▶ [Work to be completed]
Print each of the rows below word for word, with nothing changed or left out.
[start of Data]
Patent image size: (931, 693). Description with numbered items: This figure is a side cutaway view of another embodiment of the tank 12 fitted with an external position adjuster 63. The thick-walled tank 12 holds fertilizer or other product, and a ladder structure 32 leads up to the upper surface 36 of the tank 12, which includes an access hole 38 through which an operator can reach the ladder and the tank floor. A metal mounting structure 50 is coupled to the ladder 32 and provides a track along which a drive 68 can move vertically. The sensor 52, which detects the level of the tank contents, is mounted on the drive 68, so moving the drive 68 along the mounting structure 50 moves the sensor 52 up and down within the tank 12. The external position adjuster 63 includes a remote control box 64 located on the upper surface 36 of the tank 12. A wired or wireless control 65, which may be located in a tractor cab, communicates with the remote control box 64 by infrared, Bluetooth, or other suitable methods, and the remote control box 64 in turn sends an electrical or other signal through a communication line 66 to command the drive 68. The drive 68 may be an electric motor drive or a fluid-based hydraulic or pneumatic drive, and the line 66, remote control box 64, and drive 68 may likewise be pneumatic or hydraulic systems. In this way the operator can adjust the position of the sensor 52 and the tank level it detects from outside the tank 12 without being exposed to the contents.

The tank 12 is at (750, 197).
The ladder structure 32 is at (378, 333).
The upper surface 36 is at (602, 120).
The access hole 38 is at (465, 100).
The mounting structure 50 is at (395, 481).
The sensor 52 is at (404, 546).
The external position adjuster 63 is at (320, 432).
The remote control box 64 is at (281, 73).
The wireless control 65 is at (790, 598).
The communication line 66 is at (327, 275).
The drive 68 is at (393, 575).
[end of Data]
▶ [Answer to this problem]
Patent image size: (931, 693). Description with numbered items: This figure is a side cutaway view of another embodiment of the tank 12 fitted with an external position adjuster 63. The thick-walled tank 12 holds fertilizer or other product, and a ladder structure 32 leads up to the upper surface 36 of the tank 12, which includes an access hole 38 through which an operator can reach the ladder and the tank floor. A metal mounting structure 50 is coupled to the ladder 32 and provides a track along which a drive 68 can move vertically. The sensor 52, which detects the level of the tank contents, is mounted on the drive 68, so moving the drive 68 along the mounting structure 50 moves the sensor 52 up and down within the tank 12. The external position adjuster 63 includes a remote control box 64 located on the upper surface 36 of the tank 12. A wired or wireless control 65, which may be located in a tractor cab, communicates with the remote control box 64 by infrared, Bluetooth, or other suitable methods, and the remote control box 64 in turn sends an electrical or other signal through a communication line 66 to command the drive 68. The drive 68 may be an electric motor drive or a fluid-based hydraulic or pneumatic drive, and the line 66, remote control box 64, and drive 68 may likewise be pneumatic or hydraulic systems. In this way the operator can adjust the position of the sensor 52 and the tank level it detects from outside the tank 12 without being exposed to the contents.

The tank 12 is at (750, 197).
The ladder structure 32 is at (378, 333).
The upper surface 36 is at (602, 120).
The access hole 38 is at (465, 100).
The mounting structure 50 is at (395, 481).
The sensor 52 is at (404, 546).
The external position adjuster 63 is at (320, 432).
The remote control box 64 is at (281, 73).
The wireless control 65 is at (790, 598).
The communication line 66 is at (327, 275).
The drive 68 is at (393, 575).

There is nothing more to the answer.